Task requirements ▸
Report the number of lines containing "济源职业技术学院", with no other words.

(Data records)

▶

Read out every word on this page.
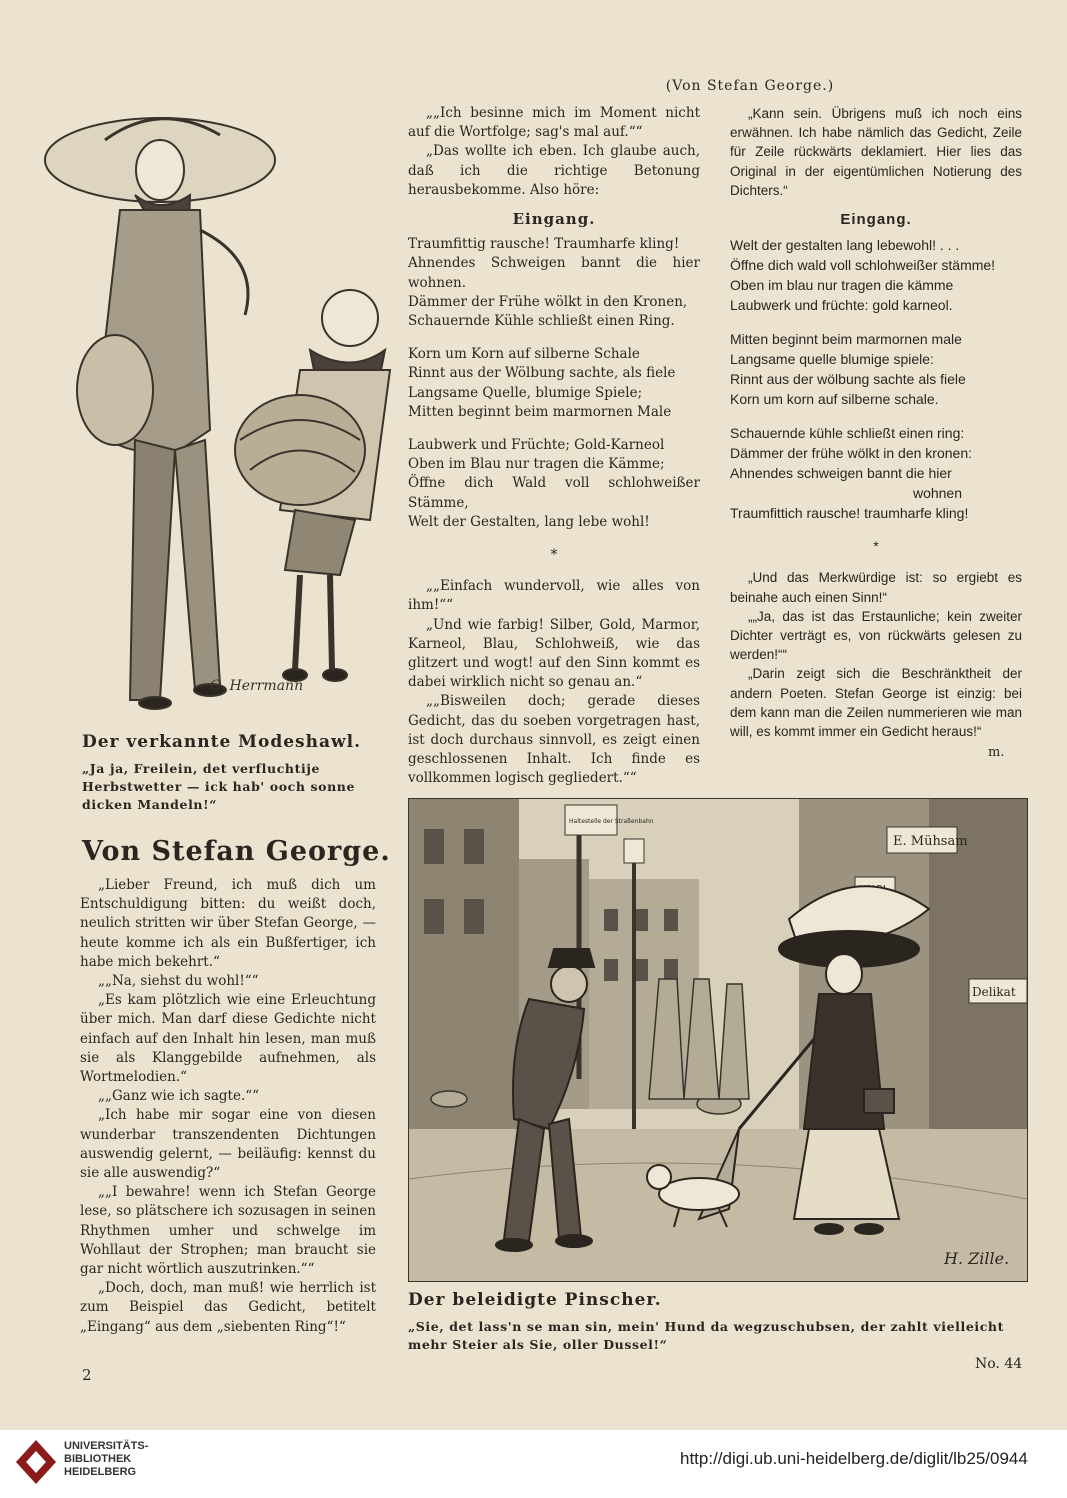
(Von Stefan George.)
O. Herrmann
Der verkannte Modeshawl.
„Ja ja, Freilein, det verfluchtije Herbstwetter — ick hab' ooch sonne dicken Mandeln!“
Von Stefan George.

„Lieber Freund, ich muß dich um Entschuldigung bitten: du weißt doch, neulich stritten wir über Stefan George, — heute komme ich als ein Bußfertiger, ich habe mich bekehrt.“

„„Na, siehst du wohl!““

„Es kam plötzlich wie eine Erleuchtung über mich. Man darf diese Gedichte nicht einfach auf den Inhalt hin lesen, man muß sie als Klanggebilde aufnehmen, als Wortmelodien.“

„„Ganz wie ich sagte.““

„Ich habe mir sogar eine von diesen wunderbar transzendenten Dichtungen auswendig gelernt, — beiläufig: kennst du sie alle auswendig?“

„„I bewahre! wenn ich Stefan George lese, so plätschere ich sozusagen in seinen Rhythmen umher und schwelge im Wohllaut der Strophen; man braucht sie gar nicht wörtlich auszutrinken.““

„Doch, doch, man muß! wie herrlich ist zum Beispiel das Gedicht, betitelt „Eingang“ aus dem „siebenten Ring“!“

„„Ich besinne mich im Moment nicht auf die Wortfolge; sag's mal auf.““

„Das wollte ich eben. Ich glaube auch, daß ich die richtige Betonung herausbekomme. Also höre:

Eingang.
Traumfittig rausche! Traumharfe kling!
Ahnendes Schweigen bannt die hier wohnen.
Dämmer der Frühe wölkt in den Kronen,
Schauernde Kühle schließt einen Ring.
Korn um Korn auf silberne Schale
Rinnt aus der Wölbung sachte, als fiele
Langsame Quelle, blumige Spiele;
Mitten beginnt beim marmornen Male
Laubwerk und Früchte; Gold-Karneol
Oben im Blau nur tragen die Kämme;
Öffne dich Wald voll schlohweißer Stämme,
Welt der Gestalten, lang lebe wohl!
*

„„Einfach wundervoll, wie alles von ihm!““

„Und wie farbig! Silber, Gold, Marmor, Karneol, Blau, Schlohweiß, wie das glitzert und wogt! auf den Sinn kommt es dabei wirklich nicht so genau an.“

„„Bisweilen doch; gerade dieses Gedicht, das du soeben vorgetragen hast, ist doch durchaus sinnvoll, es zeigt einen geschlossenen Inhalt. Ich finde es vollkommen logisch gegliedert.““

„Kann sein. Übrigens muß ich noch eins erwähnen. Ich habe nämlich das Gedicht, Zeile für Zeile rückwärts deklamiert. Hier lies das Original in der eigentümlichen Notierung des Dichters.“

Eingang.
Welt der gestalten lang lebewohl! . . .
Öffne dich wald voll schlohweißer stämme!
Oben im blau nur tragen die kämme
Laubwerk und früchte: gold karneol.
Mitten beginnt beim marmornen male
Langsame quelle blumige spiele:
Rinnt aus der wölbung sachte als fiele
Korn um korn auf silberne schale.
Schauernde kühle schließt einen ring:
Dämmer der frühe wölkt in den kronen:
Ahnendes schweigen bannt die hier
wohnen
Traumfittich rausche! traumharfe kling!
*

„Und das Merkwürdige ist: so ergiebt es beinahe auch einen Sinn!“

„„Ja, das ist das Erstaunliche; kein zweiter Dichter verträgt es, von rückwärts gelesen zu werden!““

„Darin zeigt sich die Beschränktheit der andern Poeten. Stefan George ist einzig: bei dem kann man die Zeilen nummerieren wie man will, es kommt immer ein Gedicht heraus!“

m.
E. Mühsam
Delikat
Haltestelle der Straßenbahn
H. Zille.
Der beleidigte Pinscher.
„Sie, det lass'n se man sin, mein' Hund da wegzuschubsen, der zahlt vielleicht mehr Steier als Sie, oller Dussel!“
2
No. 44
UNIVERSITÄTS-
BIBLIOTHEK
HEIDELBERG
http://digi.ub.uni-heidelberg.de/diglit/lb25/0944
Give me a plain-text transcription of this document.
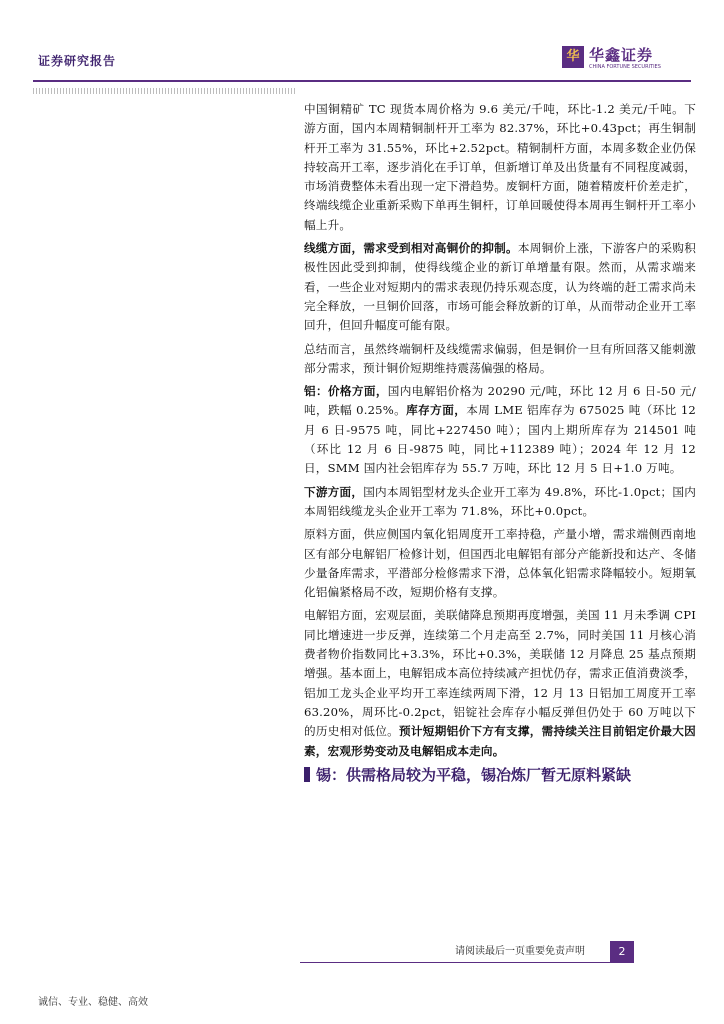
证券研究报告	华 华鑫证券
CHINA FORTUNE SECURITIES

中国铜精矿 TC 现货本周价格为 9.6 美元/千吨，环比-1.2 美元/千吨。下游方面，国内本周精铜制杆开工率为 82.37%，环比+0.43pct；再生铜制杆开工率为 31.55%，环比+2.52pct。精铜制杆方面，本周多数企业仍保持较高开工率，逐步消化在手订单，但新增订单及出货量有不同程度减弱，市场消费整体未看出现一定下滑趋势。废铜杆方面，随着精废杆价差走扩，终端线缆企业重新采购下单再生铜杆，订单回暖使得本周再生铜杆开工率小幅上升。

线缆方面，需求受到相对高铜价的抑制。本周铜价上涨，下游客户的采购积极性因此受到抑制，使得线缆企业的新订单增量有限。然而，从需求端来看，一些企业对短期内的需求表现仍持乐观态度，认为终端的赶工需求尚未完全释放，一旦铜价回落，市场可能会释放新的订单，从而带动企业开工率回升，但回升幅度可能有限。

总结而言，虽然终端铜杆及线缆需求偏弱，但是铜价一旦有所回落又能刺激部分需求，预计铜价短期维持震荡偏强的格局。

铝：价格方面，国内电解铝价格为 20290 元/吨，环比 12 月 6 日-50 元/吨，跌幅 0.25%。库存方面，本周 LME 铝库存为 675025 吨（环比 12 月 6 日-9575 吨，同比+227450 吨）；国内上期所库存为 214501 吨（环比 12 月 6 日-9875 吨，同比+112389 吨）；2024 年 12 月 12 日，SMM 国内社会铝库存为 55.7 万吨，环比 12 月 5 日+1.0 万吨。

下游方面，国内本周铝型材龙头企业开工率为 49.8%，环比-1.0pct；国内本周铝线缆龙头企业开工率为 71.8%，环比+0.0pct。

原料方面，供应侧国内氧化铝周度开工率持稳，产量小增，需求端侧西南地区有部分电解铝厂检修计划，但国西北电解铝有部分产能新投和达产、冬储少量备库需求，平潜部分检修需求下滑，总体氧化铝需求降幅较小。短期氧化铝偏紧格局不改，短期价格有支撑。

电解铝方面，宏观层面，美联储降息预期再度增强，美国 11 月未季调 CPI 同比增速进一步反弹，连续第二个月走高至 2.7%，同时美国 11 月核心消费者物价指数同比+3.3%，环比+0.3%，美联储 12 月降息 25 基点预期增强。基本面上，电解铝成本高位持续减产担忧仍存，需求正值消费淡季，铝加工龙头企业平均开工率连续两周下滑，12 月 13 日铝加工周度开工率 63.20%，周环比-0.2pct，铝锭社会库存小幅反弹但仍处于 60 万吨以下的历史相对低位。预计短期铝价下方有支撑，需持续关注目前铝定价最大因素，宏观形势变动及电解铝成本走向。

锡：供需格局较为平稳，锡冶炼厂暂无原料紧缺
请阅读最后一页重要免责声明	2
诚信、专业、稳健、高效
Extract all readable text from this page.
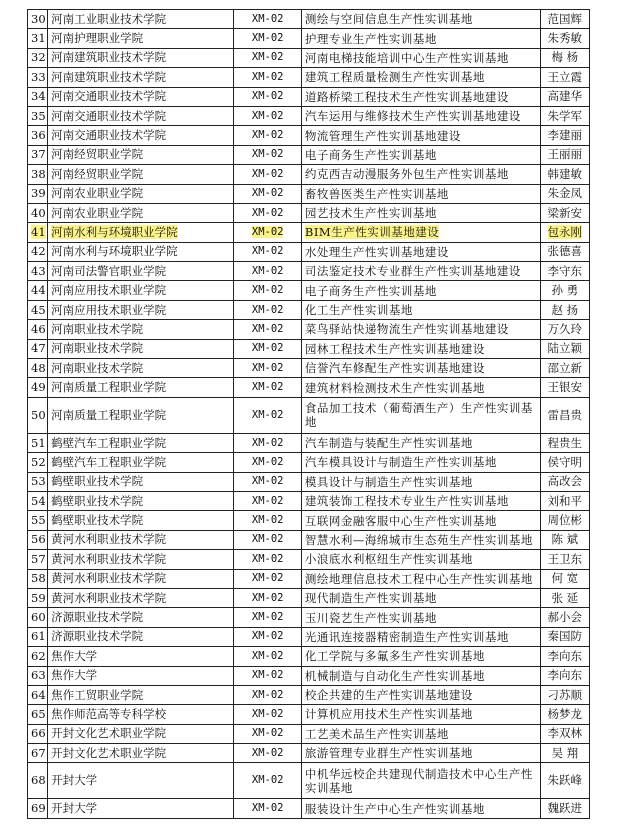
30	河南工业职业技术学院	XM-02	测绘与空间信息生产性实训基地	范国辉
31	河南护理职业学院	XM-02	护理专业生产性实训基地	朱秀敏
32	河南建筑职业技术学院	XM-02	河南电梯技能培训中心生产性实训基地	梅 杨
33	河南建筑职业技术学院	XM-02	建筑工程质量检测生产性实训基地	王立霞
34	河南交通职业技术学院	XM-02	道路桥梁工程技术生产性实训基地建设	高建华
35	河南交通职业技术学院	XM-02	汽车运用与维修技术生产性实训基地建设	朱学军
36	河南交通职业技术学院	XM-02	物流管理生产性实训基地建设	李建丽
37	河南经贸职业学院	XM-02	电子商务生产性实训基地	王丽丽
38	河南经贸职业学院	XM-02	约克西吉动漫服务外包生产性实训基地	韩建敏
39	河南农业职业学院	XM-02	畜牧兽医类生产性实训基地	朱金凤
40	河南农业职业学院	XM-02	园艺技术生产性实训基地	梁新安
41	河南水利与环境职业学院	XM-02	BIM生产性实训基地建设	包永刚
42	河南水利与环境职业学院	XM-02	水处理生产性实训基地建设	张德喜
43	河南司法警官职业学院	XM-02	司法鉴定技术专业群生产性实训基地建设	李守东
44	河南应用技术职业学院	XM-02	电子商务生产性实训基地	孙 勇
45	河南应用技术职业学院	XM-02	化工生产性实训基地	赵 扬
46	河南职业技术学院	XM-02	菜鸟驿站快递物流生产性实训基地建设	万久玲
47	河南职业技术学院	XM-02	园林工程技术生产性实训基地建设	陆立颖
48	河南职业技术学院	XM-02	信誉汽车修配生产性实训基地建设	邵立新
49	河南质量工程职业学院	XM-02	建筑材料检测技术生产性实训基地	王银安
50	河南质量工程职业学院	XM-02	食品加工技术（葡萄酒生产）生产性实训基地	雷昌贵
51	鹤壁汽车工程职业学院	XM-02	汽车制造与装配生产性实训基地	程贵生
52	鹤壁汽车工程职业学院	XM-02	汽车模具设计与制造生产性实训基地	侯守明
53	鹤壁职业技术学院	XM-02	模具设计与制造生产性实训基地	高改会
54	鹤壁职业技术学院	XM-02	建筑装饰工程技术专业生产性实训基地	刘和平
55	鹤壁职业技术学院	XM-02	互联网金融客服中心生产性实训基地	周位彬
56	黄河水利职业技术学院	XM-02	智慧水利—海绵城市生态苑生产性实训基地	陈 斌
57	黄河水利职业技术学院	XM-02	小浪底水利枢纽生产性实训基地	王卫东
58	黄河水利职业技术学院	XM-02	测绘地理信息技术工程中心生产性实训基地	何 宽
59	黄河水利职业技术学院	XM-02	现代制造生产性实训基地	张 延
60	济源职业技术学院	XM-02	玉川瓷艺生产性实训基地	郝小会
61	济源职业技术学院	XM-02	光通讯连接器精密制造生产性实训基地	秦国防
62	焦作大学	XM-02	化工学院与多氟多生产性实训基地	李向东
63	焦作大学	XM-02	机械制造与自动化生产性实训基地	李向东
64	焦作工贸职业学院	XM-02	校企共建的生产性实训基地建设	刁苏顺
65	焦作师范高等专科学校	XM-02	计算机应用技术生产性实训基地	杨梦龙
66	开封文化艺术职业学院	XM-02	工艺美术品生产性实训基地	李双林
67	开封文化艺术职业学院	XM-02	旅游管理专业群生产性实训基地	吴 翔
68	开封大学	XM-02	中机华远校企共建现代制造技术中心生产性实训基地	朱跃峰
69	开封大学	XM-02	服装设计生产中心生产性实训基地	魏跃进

◀

Right answer ▸
2